[Structured figure records]
:::

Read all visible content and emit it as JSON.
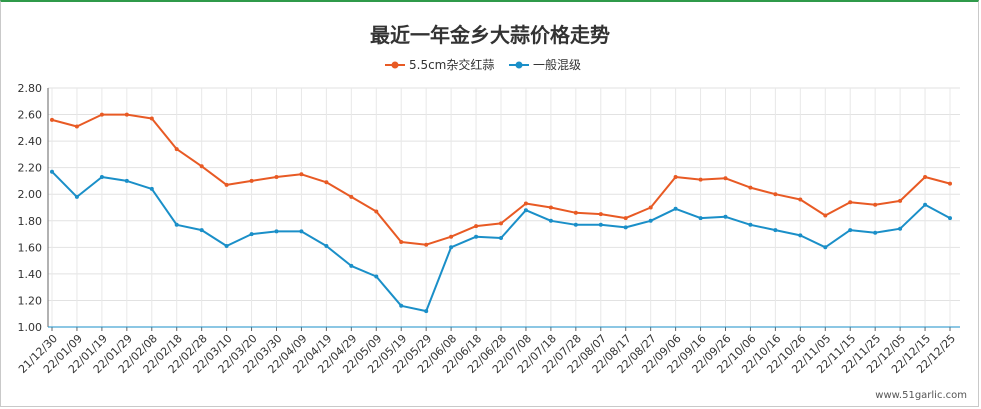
{
  "chart_data": {
    "type": "line",
    "title": "最近一年金乡大蒜价格走势",
    "xlabel": "",
    "ylabel": "",
    "ylim": [
      1.0,
      2.8
    ],
    "yticks": [
      "1.00",
      "1.20",
      "1.40",
      "1.60",
      "1.80",
      "2.00",
      "2.20",
      "2.40",
      "2.60",
      "2.80"
    ],
    "grid": true,
    "legend_position": "top-center",
    "x_dates": [
      "21/12/30",
      "22/01/09",
      "22/01/19",
      "22/01/29",
      "22/02/08",
      "22/02/18",
      "22/02/28",
      "22/03/10",
      "22/03/20",
      "22/03/30",
      "22/04/09",
      "22/04/19",
      "22/04/29",
      "22/05/09",
      "22/05/19",
      "22/05/29",
      "22/06/08",
      "22/06/18",
      "22/06/28",
      "22/07/08",
      "22/07/18",
      "22/07/28",
      "22/08/07",
      "22/08/17",
      "22/08/27",
      "22/09/06",
      "22/09/16",
      "22/09/26",
      "22/10/06",
      "22/10/16",
      "22/10/26",
      "22/11/05",
      "22/11/15",
      "22/11/25",
      "22/12/05",
      "22/12/15",
      "22/12/25"
    ],
    "series": [
      {
        "name": "5.5cm杂交红蒜",
        "color": "#e85a24",
        "values": [
          2.56,
          2.51,
          2.6,
          2.6,
          2.57,
          2.34,
          2.21,
          2.07,
          2.1,
          2.13,
          2.15,
          2.09,
          1.98,
          1.87,
          1.64,
          1.62,
          1.68,
          1.76,
          1.78,
          1.93,
          1.9,
          1.86,
          1.85,
          1.82,
          1.9,
          2.13,
          2.11,
          2.12,
          2.05,
          2.0,
          1.96,
          1.84,
          1.94,
          1.92,
          1.95,
          2.13,
          2.08
        ]
      },
      {
        "name": "一般混级",
        "color": "#1a8fc8",
        "values": [
          2.17,
          1.98,
          2.13,
          2.1,
          2.04,
          1.77,
          1.73,
          1.61,
          1.7,
          1.72,
          1.72,
          1.61,
          1.46,
          1.38,
          1.16,
          1.12,
          1.6,
          1.68,
          1.67,
          1.88,
          1.8,
          1.77,
          1.77,
          1.75,
          1.8,
          1.89,
          1.82,
          1.83,
          1.77,
          1.73,
          1.69,
          1.6,
          1.73,
          1.71,
          1.74,
          1.92,
          1.82
        ]
      }
    ]
  },
  "watermark": "www.51garlic.com"
}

:::

Task instructions:
Copy the data exactly. Any picture it contains is to be omitted.

Final answer:
Read all visible content and emit it as JSON.
{
  "chart_data": {
    "type": "line",
    "title": "最近一年金乡大蒜价格走势",
    "xlabel": "",
    "ylabel": "",
    "ylim": [
      1.0,
      2.8
    ],
    "yticks": [
      "1.00",
      "1.20",
      "1.40",
      "1.60",
      "1.80",
      "2.00",
      "2.20",
      "2.40",
      "2.60",
      "2.80"
    ],
    "grid": true,
    "legend_position": "top-center",
    "x_dates": [
      "21/12/30",
      "22/01/09",
      "22/01/19",
      "22/01/29",
      "22/02/08",
      "22/02/18",
      "22/02/28",
      "22/03/10",
      "22/03/20",
      "22/03/30",
      "22/04/09",
      "22/04/19",
      "22/04/29",
      "22/05/09",
      "22/05/19",
      "22/05/29",
      "22/06/08",
      "22/06/18",
      "22/06/28",
      "22/07/08",
      "22/07/18",
      "22/07/28",
      "22/08/07",
      "22/08/17",
      "22/08/27",
      "22/09/06",
      "22/09/16",
      "22/09/26",
      "22/10/06",
      "22/10/16",
      "22/10/26",
      "22/11/05",
      "22/11/15",
      "22/11/25",
      "22/12/05",
      "22/12/15",
      "22/12/25"
    ],
    "series": [
      {
        "name": "5.5cm杂交红蒜",
        "color": "#e85a24",
        "values": [
          2.56,
          2.51,
          2.6,
          2.6,
          2.57,
          2.34,
          2.21,
          2.07,
          2.1,
          2.13,
          2.15,
          2.09,
          1.98,
          1.87,
          1.64,
          1.62,
          1.68,
          1.76,
          1.78,
          1.93,
          1.9,
          1.86,
          1.85,
          1.82,
          1.9,
          2.13,
          2.11,
          2.12,
          2.05,
          2.0,
          1.96,
          1.84,
          1.94,
          1.92,
          1.95,
          2.13,
          2.08
        ]
      },
      {
        "name": "一般混级",
        "color": "#1a8fc8",
        "values": [
          2.17,
          1.98,
          2.13,
          2.1,
          2.04,
          1.77,
          1.73,
          1.61,
          1.7,
          1.72,
          1.72,
          1.61,
          1.46,
          1.38,
          1.16,
          1.12,
          1.6,
          1.68,
          1.67,
          1.88,
          1.8,
          1.77,
          1.77,
          1.75,
          1.8,
          1.89,
          1.82,
          1.83,
          1.77,
          1.73,
          1.69,
          1.6,
          1.73,
          1.71,
          1.74,
          1.92,
          1.82
        ]
      }
    ]
  },
  "watermark": "www.51garlic.com"
}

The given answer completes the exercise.